**Material supplied:**
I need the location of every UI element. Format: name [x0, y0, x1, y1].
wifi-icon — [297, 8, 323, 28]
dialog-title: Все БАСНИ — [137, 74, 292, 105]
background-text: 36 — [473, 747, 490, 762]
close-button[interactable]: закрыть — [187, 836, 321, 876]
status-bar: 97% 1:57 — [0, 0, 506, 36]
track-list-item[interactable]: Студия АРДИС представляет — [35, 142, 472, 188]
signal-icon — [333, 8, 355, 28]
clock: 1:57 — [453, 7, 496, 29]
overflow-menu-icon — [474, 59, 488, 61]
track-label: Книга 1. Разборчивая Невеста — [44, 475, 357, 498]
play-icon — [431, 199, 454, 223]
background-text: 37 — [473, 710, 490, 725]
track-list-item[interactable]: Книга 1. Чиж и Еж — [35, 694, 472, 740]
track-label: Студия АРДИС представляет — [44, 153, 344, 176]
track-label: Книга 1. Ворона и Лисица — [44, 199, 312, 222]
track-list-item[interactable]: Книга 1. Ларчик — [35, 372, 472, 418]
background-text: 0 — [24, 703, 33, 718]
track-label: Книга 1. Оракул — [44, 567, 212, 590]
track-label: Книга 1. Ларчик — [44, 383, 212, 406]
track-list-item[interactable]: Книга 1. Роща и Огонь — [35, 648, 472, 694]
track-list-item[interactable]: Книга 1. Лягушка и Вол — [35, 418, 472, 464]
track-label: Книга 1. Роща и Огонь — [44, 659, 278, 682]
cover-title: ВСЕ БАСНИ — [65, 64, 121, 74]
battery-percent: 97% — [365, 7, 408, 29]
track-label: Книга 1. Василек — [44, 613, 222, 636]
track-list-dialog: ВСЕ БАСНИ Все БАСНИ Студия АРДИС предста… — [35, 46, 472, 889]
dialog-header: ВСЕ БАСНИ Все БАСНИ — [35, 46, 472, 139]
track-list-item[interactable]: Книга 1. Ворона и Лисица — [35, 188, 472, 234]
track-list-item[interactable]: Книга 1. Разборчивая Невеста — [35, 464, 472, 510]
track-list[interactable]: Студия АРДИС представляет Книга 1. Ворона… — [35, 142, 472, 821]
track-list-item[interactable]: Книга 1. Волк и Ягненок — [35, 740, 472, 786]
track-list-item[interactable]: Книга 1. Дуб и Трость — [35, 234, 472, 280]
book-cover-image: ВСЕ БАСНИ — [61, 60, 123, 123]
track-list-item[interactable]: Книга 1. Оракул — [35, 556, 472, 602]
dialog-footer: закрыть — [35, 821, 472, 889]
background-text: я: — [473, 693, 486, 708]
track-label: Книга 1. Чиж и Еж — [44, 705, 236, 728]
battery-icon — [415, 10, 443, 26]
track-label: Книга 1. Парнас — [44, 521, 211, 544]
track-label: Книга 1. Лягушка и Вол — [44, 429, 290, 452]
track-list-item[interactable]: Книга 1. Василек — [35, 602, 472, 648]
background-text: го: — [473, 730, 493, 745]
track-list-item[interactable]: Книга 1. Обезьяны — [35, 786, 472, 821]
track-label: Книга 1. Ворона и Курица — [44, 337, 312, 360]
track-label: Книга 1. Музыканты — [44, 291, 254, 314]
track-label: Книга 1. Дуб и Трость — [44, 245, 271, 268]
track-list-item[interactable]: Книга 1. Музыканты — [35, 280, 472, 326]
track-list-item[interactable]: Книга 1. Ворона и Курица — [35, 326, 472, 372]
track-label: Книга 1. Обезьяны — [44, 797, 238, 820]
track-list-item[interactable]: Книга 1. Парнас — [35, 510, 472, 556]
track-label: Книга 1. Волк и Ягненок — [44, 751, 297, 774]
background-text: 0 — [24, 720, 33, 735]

**Directive:** Reproduce the listing above as a numbered list, leaving out any blank lines.

**Result of this exercise:**
1. I need the location of every UI element. Format: name [x0, y0, x1, y1].
2. wifi-icon — [297, 8, 323, 28]
3. dialog-title: Все БАСНИ — [137, 74, 292, 105]
4. background-text: 36 — [473, 747, 490, 762]
5. close-button[interactable]: закрыть — [187, 836, 321, 876]
6. status-bar: 97% 1:57 — [0, 0, 506, 36]
7. track-list-item[interactable]: Студия АРДИС представляет — [35, 142, 472, 188]
8. signal-icon — [333, 8, 355, 28]
9. clock: 1:57 — [453, 7, 496, 29]
10. overflow-menu-icon — [474, 59, 488, 61]
11. track-label: Книга 1. Разборчивая Невеста — [44, 475, 357, 498]
12. play-icon — [431, 199, 454, 223]
13. background-text: 37 — [473, 710, 490, 725]
14. track-list-item[interactable]: Книга 1. Чиж и Еж — [35, 694, 472, 740]
15. track-label: Студия АРДИС представляет — [44, 153, 344, 176]
16. track-label: Книга 1. Ворона и Лисица — [44, 199, 312, 222]
17. track-list-item[interactable]: Книга 1. Ларчик — [35, 372, 472, 418]
18. background-text: 0 — [24, 703, 33, 718]
19. track-label: Книга 1. Оракул — [44, 567, 212, 590]
20. track-label: Книга 1. Ларчик — [44, 383, 212, 406]
21. track-list-item[interactable]: Книга 1. Роща и Огонь — [35, 648, 472, 694]
22. track-list-item[interactable]: Книга 1. Лягушка и Вол — [35, 418, 472, 464]
23. track-label: Книга 1. Роща и Огонь — [44, 659, 278, 682]
24. cover-title: ВСЕ БАСНИ — [65, 64, 121, 74]
25. battery-percent: 97% — [365, 7, 408, 29]
26. track-label: Книга 1. Василек — [44, 613, 222, 636]
27. track-list-dialog: ВСЕ БАСНИ Все БАСНИ Студия АРДИС предста… — [35, 46, 472, 889]
28. dialog-header: ВСЕ БАСНИ Все БАСНИ — [35, 46, 472, 139]
29. track-list-item[interactable]: Книга 1. Ворона и Лисица — [35, 188, 472, 234]
30. track-list-item[interactable]: Книга 1. Разборчивая Невеста — [35, 464, 472, 510]
31. track-list[interactable]: Студия АРДИС представляет Книга 1. Ворона… — [35, 142, 472, 821]
32. track-list-item[interactable]: Книга 1. Волк и Ягненок — [35, 740, 472, 786]
33. track-list-item[interactable]: Книга 1. Дуб и Трость — [35, 234, 472, 280]
34. book-cover-image: ВСЕ БАСНИ — [61, 60, 123, 123]
35. track-list-item[interactable]: Книга 1. Оракул — [35, 556, 472, 602]
36. dialog-footer: закрыть — [35, 821, 472, 889]
37. background-text: я: — [473, 693, 486, 708]
38. track-label: Книга 1. Чиж и Еж — [44, 705, 236, 728]
39. battery-icon — [415, 10, 443, 26]
40. track-label: Книга 1. Парнас — [44, 521, 211, 544]
41. track-label: Книга 1. Лягушка и Вол — [44, 429, 290, 452]
42. track-list-item[interactable]: Книга 1. Василек — [35, 602, 472, 648]
43. background-text: го: — [473, 730, 493, 745]
44. track-list-item[interactable]: Книга 1. Обезьяны — [35, 786, 472, 821]
45. track-label: Книга 1. Ворона и Курица — [44, 337, 312, 360]
46. track-label: Книга 1. Музыканты — [44, 291, 254, 314]
47. track-label: Книга 1. Дуб и Трость — [44, 245, 271, 268]
48. track-list-item[interactable]: Книга 1. Музыканты — [35, 280, 472, 326]
49. track-list-item[interactable]: Книга 1. Ворона и Курица — [35, 326, 472, 372]
50. track-label: Книга 1. Обезьяны — [44, 797, 238, 820]
51. track-list-item[interactable]: Книга 1. Парнас — [35, 510, 472, 556]
52. track-label: Книга 1. Волк и Ягненок — [44, 751, 297, 774]
53. background-text: 0 — [24, 720, 33, 735]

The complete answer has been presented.